**Problem statement**. Update the records so that each "bar-top-highlight" becomes "bar-top-edge", and leave every other character unchanged.

►

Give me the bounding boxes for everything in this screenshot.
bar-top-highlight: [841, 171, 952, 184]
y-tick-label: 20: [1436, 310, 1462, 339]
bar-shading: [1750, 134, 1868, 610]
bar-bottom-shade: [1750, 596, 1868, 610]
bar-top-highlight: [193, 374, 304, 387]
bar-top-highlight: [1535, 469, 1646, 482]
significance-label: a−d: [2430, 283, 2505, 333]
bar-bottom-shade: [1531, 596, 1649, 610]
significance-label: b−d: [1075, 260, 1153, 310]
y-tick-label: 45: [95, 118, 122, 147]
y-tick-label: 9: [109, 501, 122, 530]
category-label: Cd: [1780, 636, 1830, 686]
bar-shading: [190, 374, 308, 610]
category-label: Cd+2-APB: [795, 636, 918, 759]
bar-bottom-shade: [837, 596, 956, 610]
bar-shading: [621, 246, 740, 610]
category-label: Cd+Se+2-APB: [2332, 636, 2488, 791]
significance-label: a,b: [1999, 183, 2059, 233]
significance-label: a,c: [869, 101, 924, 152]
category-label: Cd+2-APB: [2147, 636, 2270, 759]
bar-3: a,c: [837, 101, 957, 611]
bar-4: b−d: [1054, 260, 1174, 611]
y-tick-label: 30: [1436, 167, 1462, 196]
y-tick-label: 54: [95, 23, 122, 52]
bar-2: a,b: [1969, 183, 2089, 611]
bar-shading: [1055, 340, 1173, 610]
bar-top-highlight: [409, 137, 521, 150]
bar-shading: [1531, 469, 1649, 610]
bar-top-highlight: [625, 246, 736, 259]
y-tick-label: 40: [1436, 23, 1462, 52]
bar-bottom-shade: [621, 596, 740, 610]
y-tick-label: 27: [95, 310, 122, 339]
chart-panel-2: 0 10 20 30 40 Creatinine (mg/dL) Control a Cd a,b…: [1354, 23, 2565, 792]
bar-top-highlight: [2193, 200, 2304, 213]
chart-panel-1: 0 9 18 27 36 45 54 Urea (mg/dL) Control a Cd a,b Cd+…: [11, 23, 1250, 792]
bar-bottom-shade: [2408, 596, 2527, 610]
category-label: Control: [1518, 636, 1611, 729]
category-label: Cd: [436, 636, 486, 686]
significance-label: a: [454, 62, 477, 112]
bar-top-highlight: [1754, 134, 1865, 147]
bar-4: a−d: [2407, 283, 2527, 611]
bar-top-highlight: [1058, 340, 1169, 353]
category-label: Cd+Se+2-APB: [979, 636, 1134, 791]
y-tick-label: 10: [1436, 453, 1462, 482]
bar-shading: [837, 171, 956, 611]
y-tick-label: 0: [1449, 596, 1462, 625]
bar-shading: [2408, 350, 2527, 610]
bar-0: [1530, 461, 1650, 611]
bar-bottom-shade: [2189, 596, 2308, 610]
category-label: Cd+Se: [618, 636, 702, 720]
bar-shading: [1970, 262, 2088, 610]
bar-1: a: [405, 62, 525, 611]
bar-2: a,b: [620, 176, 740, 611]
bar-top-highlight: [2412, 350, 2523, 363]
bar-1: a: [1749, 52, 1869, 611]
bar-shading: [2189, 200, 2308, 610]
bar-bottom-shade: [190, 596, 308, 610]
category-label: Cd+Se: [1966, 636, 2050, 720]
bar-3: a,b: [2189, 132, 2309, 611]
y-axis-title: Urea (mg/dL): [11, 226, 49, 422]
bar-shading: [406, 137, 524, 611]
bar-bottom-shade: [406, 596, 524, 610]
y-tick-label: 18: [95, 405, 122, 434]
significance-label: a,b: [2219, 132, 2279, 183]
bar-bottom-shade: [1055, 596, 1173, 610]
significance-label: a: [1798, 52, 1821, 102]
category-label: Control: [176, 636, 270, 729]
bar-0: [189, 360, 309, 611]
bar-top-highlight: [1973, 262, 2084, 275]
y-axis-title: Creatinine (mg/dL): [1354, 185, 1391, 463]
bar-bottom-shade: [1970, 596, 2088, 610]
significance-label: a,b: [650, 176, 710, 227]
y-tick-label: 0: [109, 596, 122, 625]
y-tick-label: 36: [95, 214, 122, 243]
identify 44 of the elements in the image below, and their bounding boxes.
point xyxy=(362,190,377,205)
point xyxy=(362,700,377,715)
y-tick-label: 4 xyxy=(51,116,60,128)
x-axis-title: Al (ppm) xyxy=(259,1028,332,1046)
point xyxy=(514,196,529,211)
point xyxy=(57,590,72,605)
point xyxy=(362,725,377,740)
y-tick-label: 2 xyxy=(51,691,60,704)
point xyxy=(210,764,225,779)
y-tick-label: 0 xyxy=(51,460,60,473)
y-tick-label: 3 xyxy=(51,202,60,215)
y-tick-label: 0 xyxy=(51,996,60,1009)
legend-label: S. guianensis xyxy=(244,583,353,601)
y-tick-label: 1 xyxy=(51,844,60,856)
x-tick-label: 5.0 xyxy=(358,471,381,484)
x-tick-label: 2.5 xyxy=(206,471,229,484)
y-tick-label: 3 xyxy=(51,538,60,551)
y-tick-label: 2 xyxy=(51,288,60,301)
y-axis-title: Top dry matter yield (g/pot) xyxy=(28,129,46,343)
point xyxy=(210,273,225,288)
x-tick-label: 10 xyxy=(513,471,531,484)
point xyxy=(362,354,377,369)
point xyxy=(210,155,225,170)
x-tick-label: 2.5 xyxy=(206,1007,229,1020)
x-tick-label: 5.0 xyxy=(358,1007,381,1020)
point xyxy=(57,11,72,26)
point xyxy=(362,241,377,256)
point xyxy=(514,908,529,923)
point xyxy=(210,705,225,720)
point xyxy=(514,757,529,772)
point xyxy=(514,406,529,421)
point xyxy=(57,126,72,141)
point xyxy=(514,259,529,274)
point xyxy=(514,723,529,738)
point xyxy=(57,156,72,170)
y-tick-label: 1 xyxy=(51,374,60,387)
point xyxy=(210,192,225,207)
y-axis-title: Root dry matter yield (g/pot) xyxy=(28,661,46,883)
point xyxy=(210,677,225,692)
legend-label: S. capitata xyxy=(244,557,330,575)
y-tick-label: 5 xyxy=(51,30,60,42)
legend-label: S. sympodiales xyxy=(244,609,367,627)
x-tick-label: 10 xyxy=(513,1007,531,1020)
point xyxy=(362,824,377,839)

◄

**Complete output**.
Give me the bounding boxes for everything in this screenshot.
bar-top-edge: [841, 171, 952, 184]
y-tick-label: 20: [1436, 310, 1462, 339]
bar-shading: [1750, 134, 1868, 610]
bar-bottom-shade: [1750, 596, 1868, 610]
bar-top-edge: [193, 374, 304, 387]
bar-top-edge: [1535, 469, 1646, 482]
significance-label: a−d: [2430, 283, 2505, 333]
bar-bottom-shade: [1531, 596, 1649, 610]
significance-label: b−d: [1075, 260, 1153, 310]
y-tick-label: 45: [95, 118, 122, 147]
y-tick-label: 9: [109, 501, 122, 530]
category-label: Cd: [1780, 636, 1830, 686]
bar-shading: [190, 374, 308, 610]
category-label: Cd+2-APB: [795, 636, 918, 759]
bar-bottom-shade: [837, 596, 956, 610]
bar-shading: [621, 246, 740, 610]
category-label: Cd+Se+2-APB: [2332, 636, 2488, 791]
significance-label: a,b: [1999, 183, 2059, 233]
significance-label: a,c: [869, 101, 924, 152]
category-label: Cd+2-APB: [2147, 636, 2270, 759]
bar-3: a,c: [837, 101, 957, 611]
bar-4: b−d: [1054, 260, 1174, 611]
y-tick-label: 30: [1436, 167, 1462, 196]
y-tick-label: 54: [95, 23, 122, 52]
bar-2: a,b: [1969, 183, 2089, 611]
bar-shading: [1055, 340, 1173, 610]
bar-top-edge: [409, 137, 521, 150]
bar-shading: [1531, 469, 1649, 610]
bar-top-edge: [625, 246, 736, 259]
y-tick-label: 40: [1436, 23, 1462, 52]
bar-bottom-shade: [621, 596, 740, 610]
y-tick-label: 27: [95, 310, 122, 339]
chart-panel-2: 0 10 20 30 40 Creatinine (mg/dL) Control a Cd a,b…: [1354, 23, 2565, 792]
bar-top-edge: [2193, 200, 2304, 213]
chart-panel-1: 0 9 18 27 36 45 54 Urea (mg/dL) Control a Cd a,b Cd+…: [11, 23, 1250, 792]
bar-bottom-shade: [2408, 596, 2527, 610]
category-label: Control: [1518, 636, 1611, 729]
category-label: Cd: [436, 636, 486, 686]
significance-label: a: [454, 62, 477, 112]
bar-top-edge: [1754, 134, 1865, 147]
bar-4: a−d: [2407, 283, 2527, 611]
bar-top-edge: [1058, 340, 1169, 353]
category-label: Cd+Se+2-APB: [979, 636, 1134, 791]
y-tick-label: 10: [1436, 453, 1462, 482]
bar-shading: [837, 171, 956, 611]
y-tick-label: 0: [1449, 596, 1462, 625]
bar-shading: [2408, 350, 2527, 610]
bar-0: [1530, 461, 1650, 611]
bar-bottom-shade: [2189, 596, 2308, 610]
category-label: Cd+Se: [618, 636, 702, 720]
bar-shading: [1970, 262, 2088, 610]
bar-1: a: [405, 62, 525, 611]
bar-2: a,b: [620, 176, 740, 611]
bar-top-edge: [2412, 350, 2523, 363]
bar-1: a: [1749, 52, 1869, 611]
bar-shading: [2189, 200, 2308, 610]
bar-bottom-shade: [190, 596, 308, 610]
category-label: Cd+Se: [1966, 636, 2050, 720]
bar-3: a,b: [2189, 132, 2309, 611]
y-axis-title: Urea (mg/dL): [11, 226, 49, 422]
bar-shading: [406, 137, 524, 611]
bar-bottom-shade: [406, 596, 524, 610]
y-tick-label: 18: [95, 405, 122, 434]
significance-label: a,b: [2219, 132, 2279, 183]
bar-bottom-shade: [1055, 596, 1173, 610]
significance-label: a: [1798, 52, 1821, 102]
category-label: Control: [176, 636, 270, 729]
bar-0: [189, 360, 309, 611]
bar-top-edge: [1973, 262, 2084, 275]
y-axis-title: Creatinine (mg/dL): [1354, 185, 1391, 463]
bar-bottom-shade: [1970, 596, 2088, 610]
significance-label: a,b: [650, 176, 710, 227]
y-tick-label: 0: [109, 596, 122, 625]
y-tick-label: 36: [95, 214, 122, 243]
identify 44 of the elements in the image below, and their bounding boxes.
point xyxy=(362,190,377,205)
point xyxy=(362,700,377,715)
y-tick-label: 4 xyxy=(51,116,60,128)
x-axis-title: Al (ppm) xyxy=(259,1028,332,1046)
point xyxy=(514,196,529,211)
point xyxy=(57,590,72,605)
point xyxy=(362,725,377,740)
y-tick-label: 2 xyxy=(51,691,60,704)
point xyxy=(210,764,225,779)
y-tick-label: 0 xyxy=(51,460,60,473)
y-tick-label: 3 xyxy=(51,202,60,215)
y-tick-label: 0 xyxy=(51,996,60,1009)
legend-label: S. guianensis xyxy=(244,583,353,601)
y-tick-label: 1 xyxy=(51,844,60,856)
x-tick-label: 5.0 xyxy=(358,471,381,484)
x-tick-label: 2.5 xyxy=(206,471,229,484)
y-tick-label: 3 xyxy=(51,538,60,551)
y-tick-label: 2 xyxy=(51,288,60,301)
y-axis-title: Top dry matter yield (g/pot) xyxy=(28,129,46,343)
point xyxy=(210,273,225,288)
x-tick-label: 10 xyxy=(513,471,531,484)
point xyxy=(362,354,377,369)
point xyxy=(210,155,225,170)
x-tick-label: 2.5 xyxy=(206,1007,229,1020)
x-tick-label: 5.0 xyxy=(358,1007,381,1020)
point xyxy=(57,11,72,26)
point xyxy=(362,241,377,256)
point xyxy=(514,908,529,923)
point xyxy=(210,705,225,720)
point xyxy=(514,757,529,772)
point xyxy=(514,406,529,421)
point xyxy=(57,126,72,141)
point xyxy=(514,259,529,274)
point xyxy=(514,723,529,738)
point xyxy=(57,156,72,170)
y-tick-label: 1 xyxy=(51,374,60,387)
point xyxy=(210,192,225,207)
y-axis-title: Root dry matter yield (g/pot) xyxy=(28,661,46,883)
point xyxy=(210,677,225,692)
legend-label: S. capitata xyxy=(244,557,330,575)
y-tick-label: 5 xyxy=(51,30,60,42)
legend-label: S. sympodiales xyxy=(244,609,367,627)
x-tick-label: 10 xyxy=(513,1007,531,1020)
point xyxy=(362,824,377,839)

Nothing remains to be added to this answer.